Can you transcribe every line exactly and leave the pictures behind?

[START OF Dataset content]

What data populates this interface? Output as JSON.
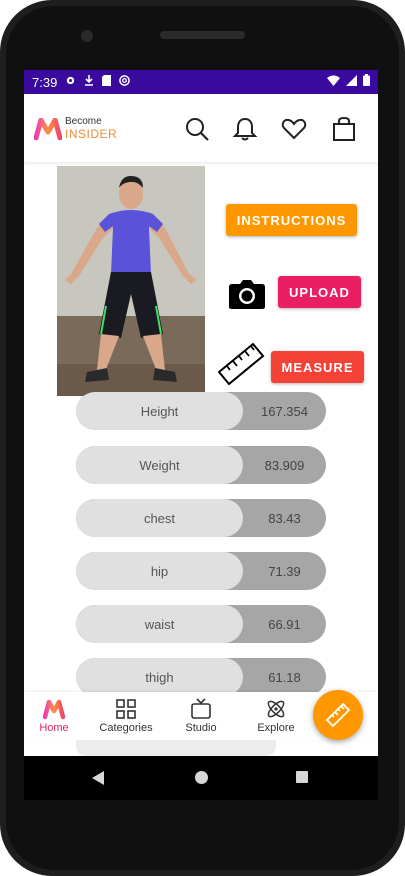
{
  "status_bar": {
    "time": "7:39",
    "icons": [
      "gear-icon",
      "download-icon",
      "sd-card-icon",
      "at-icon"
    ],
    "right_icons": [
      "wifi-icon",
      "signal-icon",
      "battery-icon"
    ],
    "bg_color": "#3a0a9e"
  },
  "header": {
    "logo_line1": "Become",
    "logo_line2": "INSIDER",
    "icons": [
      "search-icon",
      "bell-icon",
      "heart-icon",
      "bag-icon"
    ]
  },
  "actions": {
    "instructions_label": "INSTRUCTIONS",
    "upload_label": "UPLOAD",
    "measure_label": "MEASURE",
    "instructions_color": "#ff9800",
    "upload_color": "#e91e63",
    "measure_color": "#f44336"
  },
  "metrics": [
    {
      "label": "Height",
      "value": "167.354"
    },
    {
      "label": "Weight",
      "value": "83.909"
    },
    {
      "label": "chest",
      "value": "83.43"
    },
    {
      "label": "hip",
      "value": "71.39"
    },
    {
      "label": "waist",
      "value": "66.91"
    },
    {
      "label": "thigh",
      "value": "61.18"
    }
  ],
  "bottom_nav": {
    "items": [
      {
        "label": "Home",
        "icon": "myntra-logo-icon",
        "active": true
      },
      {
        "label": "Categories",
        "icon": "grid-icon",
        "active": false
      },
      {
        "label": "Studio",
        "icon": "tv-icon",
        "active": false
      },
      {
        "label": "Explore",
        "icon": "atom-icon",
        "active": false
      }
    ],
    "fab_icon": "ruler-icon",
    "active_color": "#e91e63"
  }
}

[END OF Dataset content]

§ Exercise result:
What data populates this interface? Output as JSON.
{
  "status_bar": {
    "time": "7:39",
    "icons": [
      "gear-icon",
      "download-icon",
      "sd-card-icon",
      "at-icon"
    ],
    "right_icons": [
      "wifi-icon",
      "signal-icon",
      "battery-icon"
    ],
    "bg_color": "#3a0a9e"
  },
  "header": {
    "logo_line1": "Become",
    "logo_line2": "INSIDER",
    "icons": [
      "search-icon",
      "bell-icon",
      "heart-icon",
      "bag-icon"
    ]
  },
  "actions": {
    "instructions_label": "INSTRUCTIONS",
    "upload_label": "UPLOAD",
    "measure_label": "MEASURE",
    "instructions_color": "#ff9800",
    "upload_color": "#e91e63",
    "measure_color": "#f44336"
  },
  "metrics": [
    {
      "label": "Height",
      "value": "167.354"
    },
    {
      "label": "Weight",
      "value": "83.909"
    },
    {
      "label": "chest",
      "value": "83.43"
    },
    {
      "label": "hip",
      "value": "71.39"
    },
    {
      "label": "waist",
      "value": "66.91"
    },
    {
      "label": "thigh",
      "value": "61.18"
    }
  ],
  "bottom_nav": {
    "items": [
      {
        "label": "Home",
        "icon": "myntra-logo-icon",
        "active": true
      },
      {
        "label": "Categories",
        "icon": "grid-icon",
        "active": false
      },
      {
        "label": "Studio",
        "icon": "tv-icon",
        "active": false
      },
      {
        "label": "Explore",
        "icon": "atom-icon",
        "active": false
      }
    ],
    "fab_icon": "ruler-icon",
    "active_color": "#e91e63"
  }
}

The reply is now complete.